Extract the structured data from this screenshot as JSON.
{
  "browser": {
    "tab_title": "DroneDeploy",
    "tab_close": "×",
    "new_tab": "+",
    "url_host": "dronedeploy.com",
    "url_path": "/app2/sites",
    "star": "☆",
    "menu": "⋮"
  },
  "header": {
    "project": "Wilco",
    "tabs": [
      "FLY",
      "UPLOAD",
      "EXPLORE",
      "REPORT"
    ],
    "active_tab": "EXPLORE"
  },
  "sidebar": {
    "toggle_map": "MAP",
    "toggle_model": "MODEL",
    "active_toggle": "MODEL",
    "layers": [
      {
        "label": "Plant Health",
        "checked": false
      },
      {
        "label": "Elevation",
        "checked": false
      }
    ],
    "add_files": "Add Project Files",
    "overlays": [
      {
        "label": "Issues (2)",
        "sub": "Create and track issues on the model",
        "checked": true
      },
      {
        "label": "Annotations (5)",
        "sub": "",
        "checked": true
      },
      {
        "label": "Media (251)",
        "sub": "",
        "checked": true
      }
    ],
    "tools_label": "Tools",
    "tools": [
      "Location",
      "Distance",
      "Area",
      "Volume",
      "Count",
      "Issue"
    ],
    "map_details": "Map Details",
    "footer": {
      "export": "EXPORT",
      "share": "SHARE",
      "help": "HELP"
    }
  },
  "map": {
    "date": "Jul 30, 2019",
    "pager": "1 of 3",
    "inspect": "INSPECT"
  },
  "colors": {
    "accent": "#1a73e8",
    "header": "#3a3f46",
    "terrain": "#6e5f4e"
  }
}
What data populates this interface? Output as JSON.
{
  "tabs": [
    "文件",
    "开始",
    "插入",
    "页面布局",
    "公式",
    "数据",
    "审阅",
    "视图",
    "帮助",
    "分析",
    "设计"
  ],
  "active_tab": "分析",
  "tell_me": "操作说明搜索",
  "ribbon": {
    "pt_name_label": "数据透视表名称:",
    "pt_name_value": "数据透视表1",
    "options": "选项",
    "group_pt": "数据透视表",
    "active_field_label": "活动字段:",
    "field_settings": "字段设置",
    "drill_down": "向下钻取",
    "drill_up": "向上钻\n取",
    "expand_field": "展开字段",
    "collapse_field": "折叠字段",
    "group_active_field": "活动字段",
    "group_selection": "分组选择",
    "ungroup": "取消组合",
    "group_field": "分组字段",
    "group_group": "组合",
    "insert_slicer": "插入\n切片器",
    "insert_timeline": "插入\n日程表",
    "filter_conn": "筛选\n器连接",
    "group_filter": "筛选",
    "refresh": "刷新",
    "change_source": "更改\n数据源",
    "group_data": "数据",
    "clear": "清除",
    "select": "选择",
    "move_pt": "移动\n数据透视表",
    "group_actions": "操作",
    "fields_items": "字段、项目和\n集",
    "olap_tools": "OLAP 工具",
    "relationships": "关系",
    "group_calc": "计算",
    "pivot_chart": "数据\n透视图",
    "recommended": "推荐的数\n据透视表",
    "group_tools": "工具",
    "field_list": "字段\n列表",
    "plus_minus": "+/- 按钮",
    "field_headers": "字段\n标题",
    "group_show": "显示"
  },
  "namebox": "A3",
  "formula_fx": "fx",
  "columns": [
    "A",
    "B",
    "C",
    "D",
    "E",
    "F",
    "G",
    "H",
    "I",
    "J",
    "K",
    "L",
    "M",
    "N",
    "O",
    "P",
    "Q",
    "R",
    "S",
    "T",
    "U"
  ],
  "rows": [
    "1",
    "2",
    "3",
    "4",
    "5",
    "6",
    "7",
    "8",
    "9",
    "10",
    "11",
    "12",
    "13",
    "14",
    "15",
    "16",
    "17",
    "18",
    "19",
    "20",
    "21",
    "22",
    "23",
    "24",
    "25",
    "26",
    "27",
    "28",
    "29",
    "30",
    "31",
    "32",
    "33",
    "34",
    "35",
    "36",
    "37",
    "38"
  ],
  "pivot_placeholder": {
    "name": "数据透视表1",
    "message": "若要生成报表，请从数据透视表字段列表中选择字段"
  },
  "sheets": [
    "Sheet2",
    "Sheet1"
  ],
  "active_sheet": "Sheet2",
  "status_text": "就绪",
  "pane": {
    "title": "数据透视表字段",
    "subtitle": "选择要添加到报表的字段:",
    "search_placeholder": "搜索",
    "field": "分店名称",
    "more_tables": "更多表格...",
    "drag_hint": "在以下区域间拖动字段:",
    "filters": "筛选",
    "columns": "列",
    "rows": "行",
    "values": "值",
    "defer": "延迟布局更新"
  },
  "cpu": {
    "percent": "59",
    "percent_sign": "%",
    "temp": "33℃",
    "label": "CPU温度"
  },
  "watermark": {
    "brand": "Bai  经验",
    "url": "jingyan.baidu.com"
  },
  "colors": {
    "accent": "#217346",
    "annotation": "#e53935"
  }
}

════════

» **WRITTEN INSTRUCTION**: Find the string "活动字段" in the records, then copy each line where it occurs.

» **SOLUTION TO THIS TASK**:
    "active_field_label": "活动字段:",
    "group_active_field": "活动字段",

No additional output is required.